> APLICANDO A LEITURA:
1. Explique, segundo as palavras de Putin no texto sobre a Guerra da Ucrânia, por que não há negociações entre as partes.
2. Repita, sem qualquer alteração, o trecho do texto sobre a Guerra da Ucrânia que vai de "A Rússia está" até "Cuba, em 1962.", incluindo essas palavras.
3. Diga se cada afirmação concorda com o texto sobre a Guerra da Ucrânia, respondendo sim ou não e citando literalmente as palavras do texto que decidem a questão: (a) a Crimeia foi anexada pela Rússia em 2014; (b) Putin deu a entrevista a uma emissora de televisão privada.

──────── TEXTO EM ESTUDO ────────

A Rússia está pronta para negociar com todas as partes envolvidas na Guerra da Ucrânia, mas Kiev e o Ocidente se recusam a se envolverem em negociações, disse o presidente russo, Vladimir Putin, em entrevista transmitida neste domingo (25/12).
A invasão da Ucrânia pela Rússia há dez meses desencadeou o conflito europeu mais mortal desde a Segunda Guerra Mundial, e o maior confronto entre Moscou e o Ocidente desde a Crise dos Mísseis de Cuba, em 1962.
Não há, até agora, fim à vista para a guerra.
O Kremlin diz que vai lutar até que todos os seus objetivos sejam alcançados, enquanto Kiev afirma que não vai descansar até que todos os soldados russos sejam expulsos de todo o seu território, incluindo a Crimeia, que a Rússia anexou em 2014.
“Estamos prontos para negociar com todos os envolvidos sobre soluções aceitáveis, mas isso é com eles —não somos nós que nos recusamos a negociar, são eles”, disse Putin à televisão estatal Rossiya 1.

──────── DADOS FORNECIDOS ────────

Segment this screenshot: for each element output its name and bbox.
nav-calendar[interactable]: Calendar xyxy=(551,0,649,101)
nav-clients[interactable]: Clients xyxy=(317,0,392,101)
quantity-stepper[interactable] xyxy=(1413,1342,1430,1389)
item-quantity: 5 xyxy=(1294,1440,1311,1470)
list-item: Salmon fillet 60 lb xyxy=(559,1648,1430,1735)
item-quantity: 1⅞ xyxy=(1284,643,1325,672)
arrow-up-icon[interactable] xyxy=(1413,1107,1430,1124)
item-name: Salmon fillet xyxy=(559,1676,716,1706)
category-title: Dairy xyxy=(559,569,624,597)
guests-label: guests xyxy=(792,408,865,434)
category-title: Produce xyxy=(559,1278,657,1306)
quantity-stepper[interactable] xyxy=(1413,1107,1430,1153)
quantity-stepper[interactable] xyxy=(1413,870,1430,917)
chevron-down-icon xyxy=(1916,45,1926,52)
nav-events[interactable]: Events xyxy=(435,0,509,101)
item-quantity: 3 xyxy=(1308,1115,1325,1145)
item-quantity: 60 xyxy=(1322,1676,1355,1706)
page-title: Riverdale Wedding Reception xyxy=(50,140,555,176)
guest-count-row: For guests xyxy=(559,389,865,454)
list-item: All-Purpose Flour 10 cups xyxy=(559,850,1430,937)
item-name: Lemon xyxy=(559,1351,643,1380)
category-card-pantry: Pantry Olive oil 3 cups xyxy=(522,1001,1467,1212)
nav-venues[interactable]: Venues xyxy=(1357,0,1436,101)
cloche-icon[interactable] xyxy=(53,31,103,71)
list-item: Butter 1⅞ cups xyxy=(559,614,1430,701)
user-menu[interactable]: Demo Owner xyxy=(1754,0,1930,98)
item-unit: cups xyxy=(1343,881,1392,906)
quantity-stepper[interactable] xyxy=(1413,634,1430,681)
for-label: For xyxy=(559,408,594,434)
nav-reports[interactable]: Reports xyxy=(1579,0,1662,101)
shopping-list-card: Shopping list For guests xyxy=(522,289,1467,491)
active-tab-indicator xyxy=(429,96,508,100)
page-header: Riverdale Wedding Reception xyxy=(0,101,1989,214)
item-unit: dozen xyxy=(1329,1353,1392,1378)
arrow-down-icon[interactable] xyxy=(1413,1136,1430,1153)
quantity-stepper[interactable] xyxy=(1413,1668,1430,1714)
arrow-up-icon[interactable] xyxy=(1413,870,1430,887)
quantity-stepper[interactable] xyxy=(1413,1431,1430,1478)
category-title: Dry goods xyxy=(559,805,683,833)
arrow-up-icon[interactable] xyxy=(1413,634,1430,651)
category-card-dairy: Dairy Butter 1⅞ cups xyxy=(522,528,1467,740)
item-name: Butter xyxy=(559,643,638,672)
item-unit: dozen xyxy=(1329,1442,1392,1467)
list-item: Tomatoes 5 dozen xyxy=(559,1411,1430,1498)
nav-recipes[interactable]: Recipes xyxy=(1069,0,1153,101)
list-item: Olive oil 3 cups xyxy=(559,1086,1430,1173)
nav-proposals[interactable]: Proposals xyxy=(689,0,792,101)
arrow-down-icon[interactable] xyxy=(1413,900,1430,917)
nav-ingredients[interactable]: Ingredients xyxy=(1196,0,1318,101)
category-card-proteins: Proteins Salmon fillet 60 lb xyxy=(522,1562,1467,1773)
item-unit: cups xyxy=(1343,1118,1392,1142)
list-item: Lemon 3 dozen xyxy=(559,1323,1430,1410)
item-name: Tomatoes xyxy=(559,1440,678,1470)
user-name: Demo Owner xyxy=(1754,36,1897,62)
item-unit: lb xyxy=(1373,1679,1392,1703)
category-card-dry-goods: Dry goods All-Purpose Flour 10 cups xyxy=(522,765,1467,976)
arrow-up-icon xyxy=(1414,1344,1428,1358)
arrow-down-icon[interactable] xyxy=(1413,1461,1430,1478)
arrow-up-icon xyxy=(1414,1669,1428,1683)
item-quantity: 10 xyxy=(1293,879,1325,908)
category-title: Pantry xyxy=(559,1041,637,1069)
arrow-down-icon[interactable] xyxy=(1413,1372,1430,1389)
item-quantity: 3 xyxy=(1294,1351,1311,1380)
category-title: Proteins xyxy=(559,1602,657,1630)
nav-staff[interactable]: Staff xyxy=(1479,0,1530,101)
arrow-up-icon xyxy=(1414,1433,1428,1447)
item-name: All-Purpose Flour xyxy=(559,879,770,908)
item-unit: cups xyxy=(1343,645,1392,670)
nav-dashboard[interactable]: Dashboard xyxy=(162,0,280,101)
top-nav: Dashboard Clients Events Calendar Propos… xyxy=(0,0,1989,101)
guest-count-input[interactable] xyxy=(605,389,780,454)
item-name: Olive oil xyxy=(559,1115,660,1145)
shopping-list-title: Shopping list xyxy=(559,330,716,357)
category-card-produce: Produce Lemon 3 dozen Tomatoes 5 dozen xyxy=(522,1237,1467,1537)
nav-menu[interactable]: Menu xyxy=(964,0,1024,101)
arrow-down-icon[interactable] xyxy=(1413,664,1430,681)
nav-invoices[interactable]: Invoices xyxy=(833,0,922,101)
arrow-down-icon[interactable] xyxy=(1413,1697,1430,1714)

────────

> SUAS RESPOSTAS:
1. Segundo Putin, a Rússia está pronta para negociar com todos os envolvidos sobre soluções aceitáveis. São Kiev e o Ocidente que se recusam a se envolver em negociações.

2.
A Rússia está pronta para negociar com todas as partes envolvidas na Guerra da Ucrânia, mas Kiev e o Ocidente se recusam a se envolverem em negociações, disse o presidente russo, Vladimir Putin, em entrevista transmitida neste domingo (25/12).
A invasão da Ucrânia pela Rússia há dez meses desencadeou o conflito europeu mais mortal desde a Segunda Guerra Mundial, e o maior confronto entre Moscou e o Ocidente desde a Crise dos Mísseis de Cuba, em 1962.

3.
(a) Sim: "incluindo a Crimeia, que a Rússia anexou em 2014".
(b) Não: "disse Putin à televisão estatal Rossiya 1".